__Source__.
------------------------------------
A CVSS 9.8 vulnerability sits unpatched for three months. No one seems worried.
A CVSS 3.1 vulnerability is patched within 48 hours. Teams drop everything.
CVSS didn't warn you about the difference. EPSS would have.
EPSS (Exploit Prediction Scoring System) answers a question CVSS can't: Will this vulnerability actually be exploited in the next 30 days? It's the difference between theoretical risk and practical threat. Between "this is severe if exploited" and "threat actors are exploiting this right now."
For teams managing hundreds of vulnerabilities, EPSS tells you which 3 out of 50 findings deserve your attention today.
TL;DR: EPSS is a daily-updated machine learning score (0.0–1.0) that predicts the probability a CVE will be exploited in the next 30 days. About 85% of CVEs score below 0.1 — meaning most alerts are noise. The ~4% scoring above 0.5 are where your team's energy belongs. Combined with CISA KEV, EPSS lets you cut alert fatigue and patch the vulnerabilities that will actually hurt you.
What We'll Cover
- What EPSS is and how it works
- How the ML model trains on real threat intelligence
- Where most CVEs actually land (the EPSS distribution)
- EPSS vs CVSS: the key differences
- 2D framework: CVSS × EPSS matrix
- Triage workflow using EPSS scores
- Log4Shell case study: EPSS in real time
- Limitations and what EPSS can't do
- EPSS across ecosystems (npm, Python, Java, Go, .NET, Rust)
What Is EPSS?
EPSS is a machine learning model built by FIRST (Forum of Incident Response and Security Teams) that estimates the probability a CVE will be exploited within 30 days of public disclosure. The model's methodology and validation data are published in the EPSS research paper and the EPSS API documentation.
Output: a score from 0.0 to 1.0.
EPSS 0.0 = 0% chance of exploitation
EPSS 0.5 = 50% chance of exploitation
EPSS 0.95 = 95% chance of exploitation
Unlike CVSS, which is static (a vulnerability published in 2015 has the same CVSS score today), EPSS evolves. The score changes as new threat intelligence arrives, exploit code is published, or malware incorporates the flaw.
------------------------------------
__Goal A__.
Copy the passage of the EPSS article that opens with the words "What We'll Cover" and closes with "EPSS API documentation.", reproducing it word for word.

Bounding box entries
------------------------------------
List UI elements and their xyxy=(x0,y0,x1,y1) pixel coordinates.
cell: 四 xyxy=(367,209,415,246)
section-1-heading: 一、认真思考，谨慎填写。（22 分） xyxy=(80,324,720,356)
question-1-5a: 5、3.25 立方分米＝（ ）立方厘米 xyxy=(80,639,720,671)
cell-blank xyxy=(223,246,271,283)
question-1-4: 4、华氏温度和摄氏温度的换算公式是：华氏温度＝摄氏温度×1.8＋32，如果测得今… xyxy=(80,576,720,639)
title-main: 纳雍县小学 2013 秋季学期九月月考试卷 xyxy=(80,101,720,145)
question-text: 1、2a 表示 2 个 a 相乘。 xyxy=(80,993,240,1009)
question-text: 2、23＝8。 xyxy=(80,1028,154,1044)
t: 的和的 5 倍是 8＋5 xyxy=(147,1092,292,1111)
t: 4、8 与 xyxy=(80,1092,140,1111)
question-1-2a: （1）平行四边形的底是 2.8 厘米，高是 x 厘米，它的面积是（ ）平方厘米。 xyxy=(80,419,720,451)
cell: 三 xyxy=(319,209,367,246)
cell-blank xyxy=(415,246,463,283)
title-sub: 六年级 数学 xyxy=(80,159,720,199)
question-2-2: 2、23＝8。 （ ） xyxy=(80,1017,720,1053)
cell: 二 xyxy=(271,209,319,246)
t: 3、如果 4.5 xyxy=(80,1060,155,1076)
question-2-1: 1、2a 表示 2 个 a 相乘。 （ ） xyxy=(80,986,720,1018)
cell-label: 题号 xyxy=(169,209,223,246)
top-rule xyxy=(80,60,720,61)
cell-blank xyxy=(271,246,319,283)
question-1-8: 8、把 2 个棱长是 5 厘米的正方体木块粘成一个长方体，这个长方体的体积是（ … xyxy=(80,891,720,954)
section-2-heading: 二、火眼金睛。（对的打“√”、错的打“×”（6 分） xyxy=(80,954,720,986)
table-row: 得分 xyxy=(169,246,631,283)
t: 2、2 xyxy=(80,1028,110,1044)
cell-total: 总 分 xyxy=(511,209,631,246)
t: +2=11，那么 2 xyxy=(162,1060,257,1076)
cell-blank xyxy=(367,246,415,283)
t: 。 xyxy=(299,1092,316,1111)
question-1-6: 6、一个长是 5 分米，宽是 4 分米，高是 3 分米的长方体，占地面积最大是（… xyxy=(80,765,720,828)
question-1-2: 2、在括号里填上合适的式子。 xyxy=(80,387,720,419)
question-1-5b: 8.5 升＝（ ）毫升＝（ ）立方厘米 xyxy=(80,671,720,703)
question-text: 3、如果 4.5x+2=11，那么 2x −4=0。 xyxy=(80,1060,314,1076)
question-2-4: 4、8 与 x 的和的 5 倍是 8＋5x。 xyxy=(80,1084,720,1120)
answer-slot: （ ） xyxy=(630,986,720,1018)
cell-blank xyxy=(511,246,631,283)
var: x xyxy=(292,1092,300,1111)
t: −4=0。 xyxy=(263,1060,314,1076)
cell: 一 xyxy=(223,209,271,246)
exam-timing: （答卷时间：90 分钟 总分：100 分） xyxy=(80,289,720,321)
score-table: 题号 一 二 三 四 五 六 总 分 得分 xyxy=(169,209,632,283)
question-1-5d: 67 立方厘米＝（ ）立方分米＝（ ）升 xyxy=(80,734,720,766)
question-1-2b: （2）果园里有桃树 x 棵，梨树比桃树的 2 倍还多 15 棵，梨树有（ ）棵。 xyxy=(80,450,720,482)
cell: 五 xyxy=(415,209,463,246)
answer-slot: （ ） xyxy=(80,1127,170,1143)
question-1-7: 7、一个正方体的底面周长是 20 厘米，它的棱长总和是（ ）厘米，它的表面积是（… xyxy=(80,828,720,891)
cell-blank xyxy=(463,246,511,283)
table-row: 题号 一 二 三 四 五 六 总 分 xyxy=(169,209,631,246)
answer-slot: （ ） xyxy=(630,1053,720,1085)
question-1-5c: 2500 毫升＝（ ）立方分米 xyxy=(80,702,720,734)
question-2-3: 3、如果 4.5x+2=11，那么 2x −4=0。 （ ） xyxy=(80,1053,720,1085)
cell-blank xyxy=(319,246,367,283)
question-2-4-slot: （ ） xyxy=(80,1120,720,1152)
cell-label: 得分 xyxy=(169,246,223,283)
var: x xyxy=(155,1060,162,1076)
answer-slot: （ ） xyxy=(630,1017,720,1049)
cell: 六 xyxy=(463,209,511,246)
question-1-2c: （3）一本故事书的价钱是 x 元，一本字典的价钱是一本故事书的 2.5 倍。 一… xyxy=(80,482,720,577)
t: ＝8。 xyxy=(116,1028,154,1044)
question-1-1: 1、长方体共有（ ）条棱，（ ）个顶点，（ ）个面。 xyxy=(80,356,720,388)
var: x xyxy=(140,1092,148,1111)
------------------------------------
__Goal B__.
Repeat the listing verbatim, from its first line through the line containing "title-sub: 六年级 数学 xyxy=(80,159,720,199)".

__Final answer A__.
What We'll Cover
- What EPSS is and how it works
- How the ML model trains on real threat intelligence
- Where most CVEs actually land (the EPSS distribution)
- EPSS vs CVSS: the key differences
- 2D framework: CVSS × EPSS matrix
- Triage workflow using EPSS scores
- Log4Shell case study: EPSS in real time
- Limitations and what EPSS can't do
- EPSS across ecosystems (npm, Python, Java, Go, .NET, Rust)
What Is EPSS?
EPSS is a machine learning model built by FIRST (Forum of Incident Response and Security Teams) that estimates the probability a CVE will be exploited within 30 days of public disclosure. The model's methodology and validation data are published in the EPSS research paper and the EPSS API documentation.

__Final answer B__.
List UI elements and their xyxy=(x0,y0,x1,y1) pixel coordinates.
cell: 四 xyxy=(367,209,415,246)
section-1-heading: 一、认真思考，谨慎填写。（22 分） xyxy=(80,324,720,356)
question-1-5a: 5、3.25 立方分米＝（ ）立方厘米 xyxy=(80,639,720,671)
cell-blank xyxy=(223,246,271,283)
question-1-4: 4、华氏温度和摄氏温度的换算公式是：华氏温度＝摄氏温度×1.8＋32，如果测得今… xyxy=(80,576,720,639)
title-main: 纳雍县小学 2013 秋季学期九月月考试卷 xyxy=(80,101,720,145)
question-text: 1、2a 表示 2 个 a 相乘。 xyxy=(80,993,240,1009)
question-text: 2、23＝8。 xyxy=(80,1028,154,1044)
t: 的和的 5 倍是 8＋5 xyxy=(147,1092,292,1111)
t: 4、8 与 xyxy=(80,1092,140,1111)
question-1-2a: （1）平行四边形的底是 2.8 厘米，高是 x 厘米，它的面积是（ ）平方厘米。 xyxy=(80,419,720,451)
cell: 三 xyxy=(319,209,367,246)
cell-blank xyxy=(415,246,463,283)
title-sub: 六年级 数学 xyxy=(80,159,720,199)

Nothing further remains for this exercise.